- STORED ROWS
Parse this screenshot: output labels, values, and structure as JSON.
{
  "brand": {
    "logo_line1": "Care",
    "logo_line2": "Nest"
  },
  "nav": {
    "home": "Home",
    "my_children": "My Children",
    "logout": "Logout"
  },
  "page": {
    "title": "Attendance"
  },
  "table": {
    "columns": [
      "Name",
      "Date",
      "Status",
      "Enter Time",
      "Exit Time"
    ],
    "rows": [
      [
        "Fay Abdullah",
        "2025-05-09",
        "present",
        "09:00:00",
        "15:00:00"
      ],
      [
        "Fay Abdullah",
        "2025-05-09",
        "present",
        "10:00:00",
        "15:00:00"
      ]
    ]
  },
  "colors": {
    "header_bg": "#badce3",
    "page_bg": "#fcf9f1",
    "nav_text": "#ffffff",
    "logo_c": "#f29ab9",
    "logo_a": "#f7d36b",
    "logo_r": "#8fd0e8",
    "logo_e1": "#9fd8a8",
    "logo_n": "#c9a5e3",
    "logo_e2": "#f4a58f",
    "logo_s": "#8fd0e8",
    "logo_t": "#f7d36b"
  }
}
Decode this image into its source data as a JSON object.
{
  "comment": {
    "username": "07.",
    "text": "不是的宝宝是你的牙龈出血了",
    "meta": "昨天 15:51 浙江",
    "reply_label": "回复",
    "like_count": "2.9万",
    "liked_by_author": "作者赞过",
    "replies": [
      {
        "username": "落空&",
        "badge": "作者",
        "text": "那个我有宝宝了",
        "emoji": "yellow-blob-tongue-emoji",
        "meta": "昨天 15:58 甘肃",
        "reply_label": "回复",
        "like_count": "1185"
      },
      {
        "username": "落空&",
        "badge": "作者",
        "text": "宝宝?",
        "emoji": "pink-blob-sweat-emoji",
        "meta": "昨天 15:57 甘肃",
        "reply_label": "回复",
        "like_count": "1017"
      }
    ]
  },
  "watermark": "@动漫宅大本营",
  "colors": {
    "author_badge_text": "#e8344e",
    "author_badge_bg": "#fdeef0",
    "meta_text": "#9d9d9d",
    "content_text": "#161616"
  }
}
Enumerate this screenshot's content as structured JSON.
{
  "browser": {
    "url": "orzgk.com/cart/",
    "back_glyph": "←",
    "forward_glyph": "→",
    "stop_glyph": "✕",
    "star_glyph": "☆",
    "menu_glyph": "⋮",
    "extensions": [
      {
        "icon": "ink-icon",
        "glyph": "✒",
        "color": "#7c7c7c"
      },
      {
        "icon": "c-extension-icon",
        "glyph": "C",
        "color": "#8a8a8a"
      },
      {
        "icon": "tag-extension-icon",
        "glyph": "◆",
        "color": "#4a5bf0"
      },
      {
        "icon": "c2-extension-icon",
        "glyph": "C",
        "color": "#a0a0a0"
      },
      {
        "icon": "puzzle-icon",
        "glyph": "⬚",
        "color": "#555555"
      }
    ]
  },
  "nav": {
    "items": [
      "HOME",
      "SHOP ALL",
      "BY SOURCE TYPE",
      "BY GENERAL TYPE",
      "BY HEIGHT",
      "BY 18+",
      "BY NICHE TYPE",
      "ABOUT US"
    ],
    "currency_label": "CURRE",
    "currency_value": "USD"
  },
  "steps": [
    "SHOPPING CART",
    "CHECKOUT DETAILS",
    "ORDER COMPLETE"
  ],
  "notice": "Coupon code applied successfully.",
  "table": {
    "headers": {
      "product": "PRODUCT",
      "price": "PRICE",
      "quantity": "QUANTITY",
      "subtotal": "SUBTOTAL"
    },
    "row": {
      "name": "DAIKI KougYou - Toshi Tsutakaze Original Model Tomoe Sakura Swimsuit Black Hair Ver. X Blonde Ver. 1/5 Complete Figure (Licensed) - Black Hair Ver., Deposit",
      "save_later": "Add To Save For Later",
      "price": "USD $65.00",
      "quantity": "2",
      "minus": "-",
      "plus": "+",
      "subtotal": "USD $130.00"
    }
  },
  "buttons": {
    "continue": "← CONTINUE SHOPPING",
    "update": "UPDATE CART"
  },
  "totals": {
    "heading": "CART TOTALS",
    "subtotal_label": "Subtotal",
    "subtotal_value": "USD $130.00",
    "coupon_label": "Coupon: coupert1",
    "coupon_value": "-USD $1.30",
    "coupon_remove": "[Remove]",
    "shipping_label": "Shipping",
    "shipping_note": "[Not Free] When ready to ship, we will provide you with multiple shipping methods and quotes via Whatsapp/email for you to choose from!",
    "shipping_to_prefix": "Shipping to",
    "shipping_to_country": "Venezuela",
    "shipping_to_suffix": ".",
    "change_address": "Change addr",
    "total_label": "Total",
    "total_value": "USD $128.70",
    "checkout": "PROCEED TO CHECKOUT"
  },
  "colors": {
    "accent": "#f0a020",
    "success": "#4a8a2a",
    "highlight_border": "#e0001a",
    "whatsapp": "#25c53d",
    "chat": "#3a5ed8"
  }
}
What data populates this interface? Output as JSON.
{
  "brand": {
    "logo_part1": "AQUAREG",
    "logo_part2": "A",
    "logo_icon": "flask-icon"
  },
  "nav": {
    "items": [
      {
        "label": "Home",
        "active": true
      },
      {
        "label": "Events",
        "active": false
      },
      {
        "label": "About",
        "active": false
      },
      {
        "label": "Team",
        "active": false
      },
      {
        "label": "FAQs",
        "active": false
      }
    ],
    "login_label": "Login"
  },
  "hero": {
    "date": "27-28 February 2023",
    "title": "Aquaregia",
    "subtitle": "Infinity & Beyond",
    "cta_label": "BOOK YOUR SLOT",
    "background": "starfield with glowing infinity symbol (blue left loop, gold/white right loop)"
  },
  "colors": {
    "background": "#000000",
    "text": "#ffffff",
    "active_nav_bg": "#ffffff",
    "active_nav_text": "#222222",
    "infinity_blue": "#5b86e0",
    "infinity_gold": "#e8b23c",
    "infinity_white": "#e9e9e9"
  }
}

- WHAT IS BEING ASKED
Where a line in the material above holds "icon", copy that line.

- RESPONSE TO THE EXERCISE
        "icon": "ink-icon",
        "icon": "c-extension-icon",
        "icon": "tag-extension-icon",
        "icon": "c2-extension-icon",
        "icon": "puzzle-icon",
    "logo_icon": "flask-icon"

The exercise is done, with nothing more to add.